Description of the task:
Read the records below. Copy each line where the string "this" occurs.
=====
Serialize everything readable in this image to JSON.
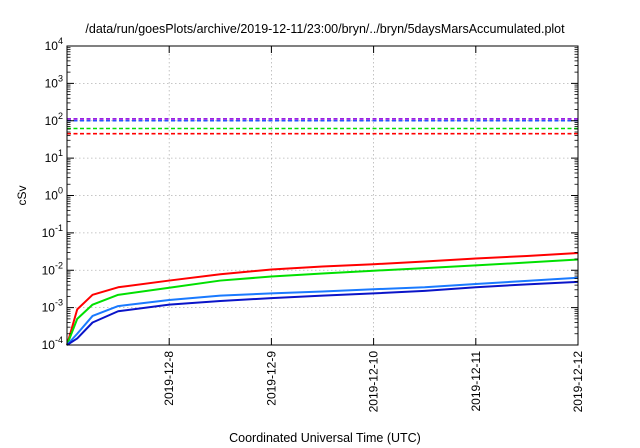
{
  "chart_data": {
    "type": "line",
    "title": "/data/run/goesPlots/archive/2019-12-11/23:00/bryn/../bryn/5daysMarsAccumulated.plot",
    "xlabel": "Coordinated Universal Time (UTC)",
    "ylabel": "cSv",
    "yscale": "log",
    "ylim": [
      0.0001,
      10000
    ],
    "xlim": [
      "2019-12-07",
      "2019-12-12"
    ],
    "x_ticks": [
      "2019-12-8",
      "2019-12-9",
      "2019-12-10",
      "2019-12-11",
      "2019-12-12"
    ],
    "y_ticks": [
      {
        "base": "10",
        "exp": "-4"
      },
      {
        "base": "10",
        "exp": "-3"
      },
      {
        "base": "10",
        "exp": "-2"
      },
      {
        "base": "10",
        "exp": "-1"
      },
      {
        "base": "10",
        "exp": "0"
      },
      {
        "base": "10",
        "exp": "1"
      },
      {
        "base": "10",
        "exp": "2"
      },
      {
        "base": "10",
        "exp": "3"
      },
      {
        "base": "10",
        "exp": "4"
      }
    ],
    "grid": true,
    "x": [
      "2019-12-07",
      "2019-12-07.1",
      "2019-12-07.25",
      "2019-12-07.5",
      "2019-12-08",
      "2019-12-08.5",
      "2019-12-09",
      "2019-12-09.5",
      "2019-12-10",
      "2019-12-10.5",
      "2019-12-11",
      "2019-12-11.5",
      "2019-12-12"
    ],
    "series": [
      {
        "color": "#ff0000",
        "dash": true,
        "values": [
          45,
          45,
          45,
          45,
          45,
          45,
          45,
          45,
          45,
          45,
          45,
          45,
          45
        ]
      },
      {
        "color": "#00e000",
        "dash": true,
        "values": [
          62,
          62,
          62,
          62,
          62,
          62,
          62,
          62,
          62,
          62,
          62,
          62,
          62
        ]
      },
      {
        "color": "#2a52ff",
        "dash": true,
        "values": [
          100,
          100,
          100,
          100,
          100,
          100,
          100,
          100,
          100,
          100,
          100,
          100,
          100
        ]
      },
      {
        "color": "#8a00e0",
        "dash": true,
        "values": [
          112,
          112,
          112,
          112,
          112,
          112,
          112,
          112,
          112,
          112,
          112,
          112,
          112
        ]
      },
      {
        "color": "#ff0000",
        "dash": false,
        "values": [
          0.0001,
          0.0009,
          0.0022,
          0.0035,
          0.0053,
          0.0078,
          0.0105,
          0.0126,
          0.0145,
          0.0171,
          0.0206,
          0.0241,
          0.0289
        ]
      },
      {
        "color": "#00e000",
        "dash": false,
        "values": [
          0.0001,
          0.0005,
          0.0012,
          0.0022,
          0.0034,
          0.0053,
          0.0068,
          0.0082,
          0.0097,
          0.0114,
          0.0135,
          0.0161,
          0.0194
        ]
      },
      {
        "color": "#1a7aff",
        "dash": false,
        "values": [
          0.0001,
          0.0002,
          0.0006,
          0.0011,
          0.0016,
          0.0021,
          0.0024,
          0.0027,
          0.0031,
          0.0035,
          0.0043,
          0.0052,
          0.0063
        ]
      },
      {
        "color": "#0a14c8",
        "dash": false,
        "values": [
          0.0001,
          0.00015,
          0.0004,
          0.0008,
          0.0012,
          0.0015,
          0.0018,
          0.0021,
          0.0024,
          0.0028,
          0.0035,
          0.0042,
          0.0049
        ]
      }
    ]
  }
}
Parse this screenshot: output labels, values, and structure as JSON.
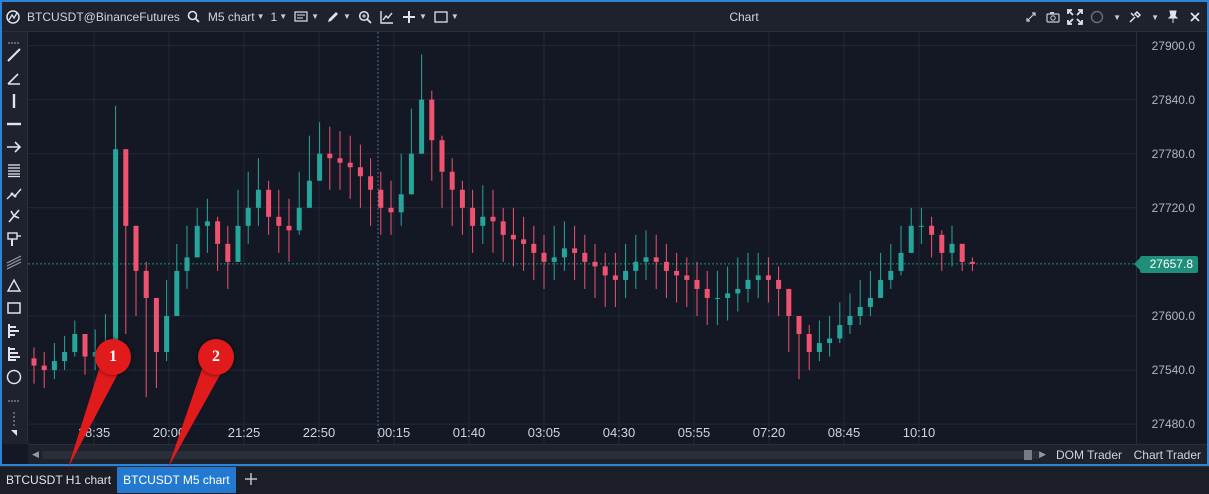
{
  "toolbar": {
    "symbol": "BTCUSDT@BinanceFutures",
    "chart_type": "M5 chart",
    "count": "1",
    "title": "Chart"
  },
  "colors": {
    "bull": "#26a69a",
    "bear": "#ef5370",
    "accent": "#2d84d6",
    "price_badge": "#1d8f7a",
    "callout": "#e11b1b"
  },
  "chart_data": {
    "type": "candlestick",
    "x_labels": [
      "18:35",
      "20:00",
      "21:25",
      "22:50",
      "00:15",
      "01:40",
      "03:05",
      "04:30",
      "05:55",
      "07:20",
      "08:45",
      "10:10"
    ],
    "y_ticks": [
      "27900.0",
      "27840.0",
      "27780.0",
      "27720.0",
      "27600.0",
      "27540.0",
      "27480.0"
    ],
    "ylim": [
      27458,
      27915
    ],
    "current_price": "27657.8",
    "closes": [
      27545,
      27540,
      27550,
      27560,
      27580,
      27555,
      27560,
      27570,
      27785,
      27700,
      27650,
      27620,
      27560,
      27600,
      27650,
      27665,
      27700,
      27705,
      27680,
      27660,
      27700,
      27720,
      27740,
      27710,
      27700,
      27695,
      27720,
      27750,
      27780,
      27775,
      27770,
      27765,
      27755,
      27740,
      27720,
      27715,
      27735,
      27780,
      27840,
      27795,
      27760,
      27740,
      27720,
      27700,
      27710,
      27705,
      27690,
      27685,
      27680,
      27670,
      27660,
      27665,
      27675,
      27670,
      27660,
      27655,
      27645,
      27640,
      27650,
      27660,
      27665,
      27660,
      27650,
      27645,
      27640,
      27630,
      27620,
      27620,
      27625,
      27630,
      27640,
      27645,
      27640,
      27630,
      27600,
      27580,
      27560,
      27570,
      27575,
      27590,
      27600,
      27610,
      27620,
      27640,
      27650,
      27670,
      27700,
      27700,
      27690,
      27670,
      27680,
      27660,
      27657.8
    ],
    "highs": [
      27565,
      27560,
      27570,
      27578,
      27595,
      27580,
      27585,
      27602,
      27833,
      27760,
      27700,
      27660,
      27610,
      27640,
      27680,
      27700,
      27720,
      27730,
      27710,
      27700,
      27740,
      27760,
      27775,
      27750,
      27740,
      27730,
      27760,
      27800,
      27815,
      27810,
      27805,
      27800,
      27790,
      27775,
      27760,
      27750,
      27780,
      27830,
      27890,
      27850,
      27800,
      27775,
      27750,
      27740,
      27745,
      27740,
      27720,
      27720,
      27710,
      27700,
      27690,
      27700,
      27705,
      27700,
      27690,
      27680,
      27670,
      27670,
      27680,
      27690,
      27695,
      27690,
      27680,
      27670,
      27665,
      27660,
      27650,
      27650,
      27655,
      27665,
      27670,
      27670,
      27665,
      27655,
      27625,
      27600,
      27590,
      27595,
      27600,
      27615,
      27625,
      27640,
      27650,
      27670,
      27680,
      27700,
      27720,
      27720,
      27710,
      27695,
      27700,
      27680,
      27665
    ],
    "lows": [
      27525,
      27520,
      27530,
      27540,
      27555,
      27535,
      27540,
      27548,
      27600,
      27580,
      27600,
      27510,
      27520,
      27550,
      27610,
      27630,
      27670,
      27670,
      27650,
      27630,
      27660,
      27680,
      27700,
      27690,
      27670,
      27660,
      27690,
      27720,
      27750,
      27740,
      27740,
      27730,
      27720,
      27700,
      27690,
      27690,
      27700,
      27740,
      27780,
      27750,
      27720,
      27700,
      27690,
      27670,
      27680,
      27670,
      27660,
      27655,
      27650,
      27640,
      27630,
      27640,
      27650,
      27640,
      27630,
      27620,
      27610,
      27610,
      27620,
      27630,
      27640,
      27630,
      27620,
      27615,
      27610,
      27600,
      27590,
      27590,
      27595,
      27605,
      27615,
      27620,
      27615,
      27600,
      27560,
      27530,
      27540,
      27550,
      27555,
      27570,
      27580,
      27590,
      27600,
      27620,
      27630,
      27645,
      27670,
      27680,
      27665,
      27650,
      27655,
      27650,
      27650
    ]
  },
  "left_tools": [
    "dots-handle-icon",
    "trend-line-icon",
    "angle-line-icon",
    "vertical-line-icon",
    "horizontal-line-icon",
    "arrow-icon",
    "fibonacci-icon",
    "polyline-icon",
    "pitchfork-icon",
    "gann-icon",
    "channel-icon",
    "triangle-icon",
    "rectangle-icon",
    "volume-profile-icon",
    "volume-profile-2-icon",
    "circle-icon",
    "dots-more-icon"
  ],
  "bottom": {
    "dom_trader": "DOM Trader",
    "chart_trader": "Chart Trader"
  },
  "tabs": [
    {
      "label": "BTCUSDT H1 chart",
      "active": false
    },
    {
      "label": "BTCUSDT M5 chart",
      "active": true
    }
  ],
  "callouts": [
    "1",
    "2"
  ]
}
=====
Correct response:
Serialize everything readable in this image to JSON.
Parse this screenshot: output labels, values, and structure as JSON.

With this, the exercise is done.